## WRITTEN TASK
Omit every picture while repeating the entries exactly.

═══ INFORMATION GIVEN ═══

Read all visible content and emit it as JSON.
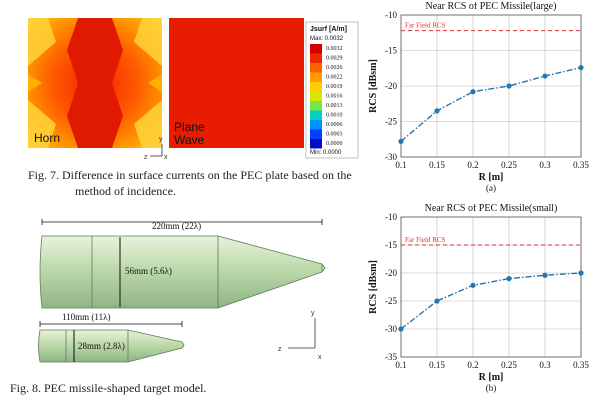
{
  "fig7": {
    "left_label": "Horn",
    "right_label_1": "Plane",
    "right_label_2": "Wave",
    "legend_title": "Jsurf [A/m]",
    "legend_max": "Max: 0.0032",
    "legend_min": "Min: 0.0000",
    "legend_ticks": [
      "0.0032",
      "0.0029",
      "0.0026",
      "0.0022",
      "0.0019",
      "0.0016",
      "0.0013",
      "0.0010",
      "0.0006",
      "0.0003",
      "0.0000"
    ],
    "legend_colors": [
      "#d40000",
      "#ee2a00",
      "#ff6000",
      "#ff9a00",
      "#ffcc00",
      "#d8e800",
      "#74e84a",
      "#00d0c0",
      "#0090ff",
      "#0040ff",
      "#0010c0"
    ],
    "axis_y": "y",
    "axis_x": "x",
    "axis_z": "z",
    "caption_line1": "Fig. 7. Difference in surface currents on the PEC plate based on the",
    "caption_line2": "method of incidence."
  },
  "fig8": {
    "large_length": "220mm (22λ)",
    "large_diameter": "56mm (5.6λ)",
    "small_length": "110mm (11λ)",
    "small_diameter": "28mm (2.8λ)",
    "axis_y": "y",
    "axis_x": "x",
    "axis_z": "z",
    "caption": "Fig. 8. PEC missile-shaped target model."
  },
  "chart_data": [
    {
      "type": "line",
      "title": "Near RCS of PEC Missile(large)",
      "xlabel": "R [m]",
      "ylabel": "RCS [dBsm]",
      "x": [
        0.1,
        0.15,
        0.2,
        0.25,
        0.3,
        0.35
      ],
      "x_tick_labels": [
        "0.1",
        "0.15",
        "0.2",
        "0.25",
        "0.3",
        "0.35"
      ],
      "xlim": [
        0.1,
        0.35
      ],
      "ylim": [
        -30,
        -10
      ],
      "y_ticks": [
        -10,
        -15,
        -20,
        -25,
        -30
      ],
      "y_tick_labels": [
        "-10",
        "-15",
        "-20",
        "-25",
        "-30"
      ],
      "grid": true,
      "series": [
        {
          "name": "Near RCS",
          "values": [
            -27.8,
            -23.5,
            -20.8,
            -20.0,
            -18.6,
            -17.4
          ],
          "color": "#1f78b4",
          "style": "dash-dot with markers"
        }
      ],
      "reference_line": {
        "label": "Far Field RCS",
        "value": -12.2,
        "color": "#e03030"
      },
      "panel_label": "(a)"
    },
    {
      "type": "line",
      "title": "Near RCS of PEC Missile(small)",
      "xlabel": "R [m]",
      "ylabel": "RCS [dBsm]",
      "x": [
        0.1,
        0.15,
        0.2,
        0.25,
        0.3,
        0.35
      ],
      "x_tick_labels": [
        "0.1",
        "0.15",
        "0.2",
        "0.25",
        "0.3",
        "0.35"
      ],
      "xlim": [
        0.1,
        0.35
      ],
      "ylim": [
        -35,
        -10
      ],
      "y_ticks": [
        -10,
        -15,
        -20,
        -25,
        -30,
        -35
      ],
      "y_tick_labels": [
        "-10",
        "-15",
        "-20",
        "-25",
        "-30",
        "-35"
      ],
      "grid": true,
      "series": [
        {
          "name": "Near RCS",
          "values": [
            -30.0,
            -25.0,
            -22.2,
            -21.0,
            -20.4,
            -20.0
          ],
          "color": "#1f78b4",
          "style": "dash-dot with markers"
        }
      ],
      "reference_line": {
        "label": "Far Field RCS",
        "value": -15.0,
        "color": "#e03030"
      },
      "panel_label": "(b)"
    }
  ]
}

═══

## RESULT FOR THIS TASK
Read all visible content and emit it as JSON.
{
  "fig7": {
    "left_label": "Horn",
    "right_label_1": "Plane",
    "right_label_2": "Wave",
    "legend_title": "Jsurf [A/m]",
    "legend_max": "Max: 0.0032",
    "legend_min": "Min: 0.0000",
    "legend_ticks": [
      "0.0032",
      "0.0029",
      "0.0026",
      "0.0022",
      "0.0019",
      "0.0016",
      "0.0013",
      "0.0010",
      "0.0006",
      "0.0003",
      "0.0000"
    ],
    "legend_colors": [
      "#d40000",
      "#ee2a00",
      "#ff6000",
      "#ff9a00",
      "#ffcc00",
      "#d8e800",
      "#74e84a",
      "#00d0c0",
      "#0090ff",
      "#0040ff",
      "#0010c0"
    ],
    "axis_y": "y",
    "axis_x": "x",
    "axis_z": "z",
    "caption_line1": "Fig. 7. Difference in surface currents on the PEC plate based on the",
    "caption_line2": "method of incidence."
  },
  "fig8": {
    "large_length": "220mm (22λ)",
    "large_diameter": "56mm (5.6λ)",
    "small_length": "110mm (11λ)",
    "small_diameter": "28mm (2.8λ)",
    "axis_y": "y",
    "axis_x": "x",
    "axis_z": "z",
    "caption": "Fig. 8. PEC missile-shaped target model."
  },
  "chart_data": [
    {
      "type": "line",
      "title": "Near RCS of PEC Missile(large)",
      "xlabel": "R [m]",
      "ylabel": "RCS [dBsm]",
      "x": [
        0.1,
        0.15,
        0.2,
        0.25,
        0.3,
        0.35
      ],
      "x_tick_labels": [
        "0.1",
        "0.15",
        "0.2",
        "0.25",
        "0.3",
        "0.35"
      ],
      "xlim": [
        0.1,
        0.35
      ],
      "ylim": [
        -30,
        -10
      ],
      "y_ticks": [
        -10,
        -15,
        -20,
        -25,
        -30
      ],
      "y_tick_labels": [
        "-10",
        "-15",
        "-20",
        "-25",
        "-30"
      ],
      "grid": true,
      "series": [
        {
          "name": "Near RCS",
          "values": [
            -27.8,
            -23.5,
            -20.8,
            -20.0,
            -18.6,
            -17.4
          ],
          "color": "#1f78b4",
          "style": "dash-dot with markers"
        }
      ],
      "reference_line": {
        "label": "Far Field RCS",
        "value": -12.2,
        "color": "#e03030"
      },
      "panel_label": "(a)"
    },
    {
      "type": "line",
      "title": "Near RCS of PEC Missile(small)",
      "xlabel": "R [m]",
      "ylabel": "RCS [dBsm]",
      "x": [
        0.1,
        0.15,
        0.2,
        0.25,
        0.3,
        0.35
      ],
      "x_tick_labels": [
        "0.1",
        "0.15",
        "0.2",
        "0.25",
        "0.3",
        "0.35"
      ],
      "xlim": [
        0.1,
        0.35
      ],
      "ylim": [
        -35,
        -10
      ],
      "y_ticks": [
        -10,
        -15,
        -20,
        -25,
        -30,
        -35
      ],
      "y_tick_labels": [
        "-10",
        "-15",
        "-20",
        "-25",
        "-30",
        "-35"
      ],
      "grid": true,
      "series": [
        {
          "name": "Near RCS",
          "values": [
            -30.0,
            -25.0,
            -22.2,
            -21.0,
            -20.4,
            -20.0
          ],
          "color": "#1f78b4",
          "style": "dash-dot with markers"
        }
      ],
      "reference_line": {
        "label": "Far Field RCS",
        "value": -15.0,
        "color": "#e03030"
      },
      "panel_label": "(b)"
    }
  ]
}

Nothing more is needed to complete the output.